- The task: Read through the records below and copy each line that uses the word "color".

- Data excerpts:
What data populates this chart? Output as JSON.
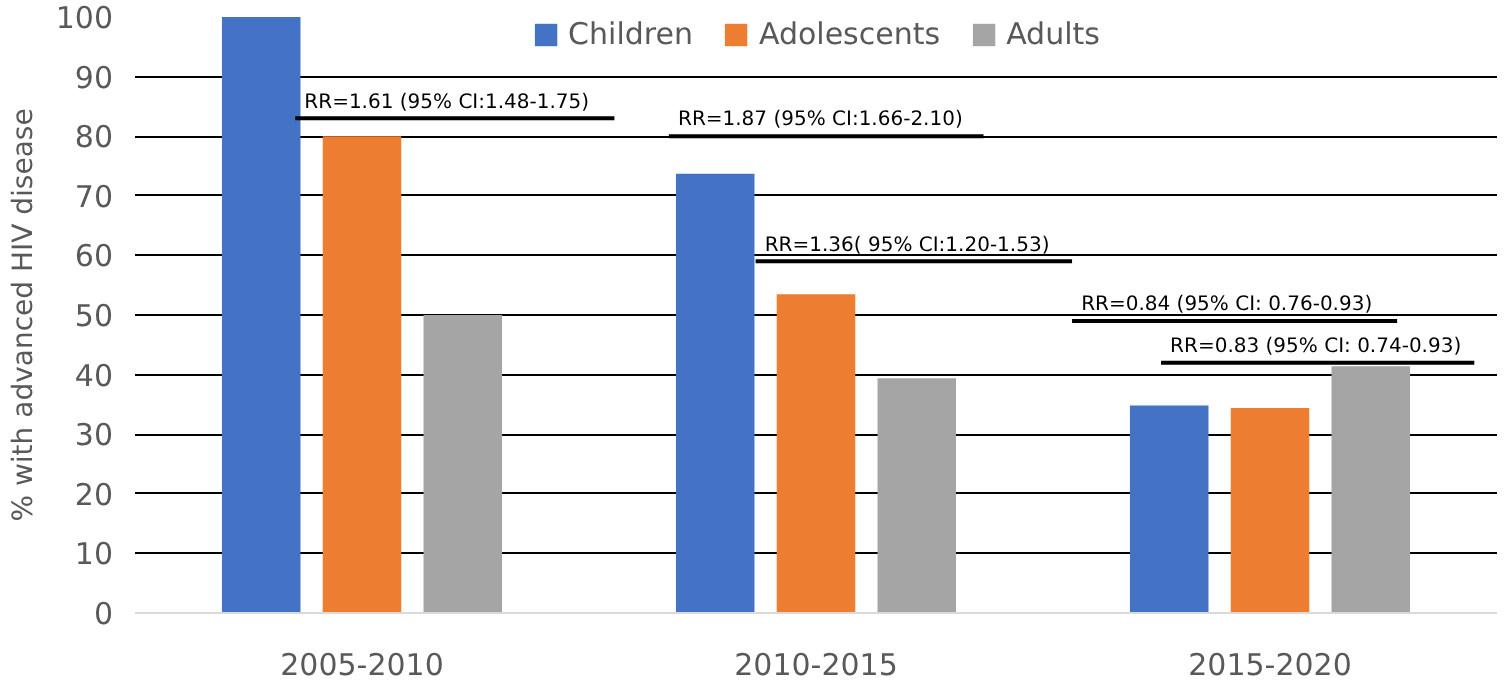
{
  "chart_data": {
    "type": "bar",
    "ylabel": "% with advanced HIV disease",
    "categories": [
      "2005-2010",
      "2010-2015",
      "2015-2020"
    ],
    "series": [
      {
        "name": "Children",
        "color": "#4472c4",
        "values": [
          100,
          73.7,
          34.8
        ]
      },
      {
        "name": "Adolescents",
        "color": "#ed7d31",
        "values": [
          80,
          53.5,
          34.4
        ]
      },
      {
        "name": "Adults",
        "color": "#a5a5a5",
        "values": [
          50,
          39.4,
          41.4
        ]
      }
    ],
    "ylim": [
      0,
      100
    ],
    "yticks": [
      0,
      10,
      20,
      30,
      40,
      50,
      60,
      70,
      80,
      90,
      100
    ],
    "grid": "y",
    "legend": "top",
    "annotations": [
      "RR=1.61 (95% CI:1.48-1.75)",
      "RR=1.87 (95% CI:1.66-2.10)",
      "RR=1.36( 95% CI:1.20-1.53)",
      "RR=0.84 (95% CI: 0.76-0.93)",
      "RR=0.83 (95% CI: 0.74-0.93)"
    ]
  }
}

- Answer:
        "color": "#4472c4",
        "color": "#ed7d31",
        "color": "#a5a5a5",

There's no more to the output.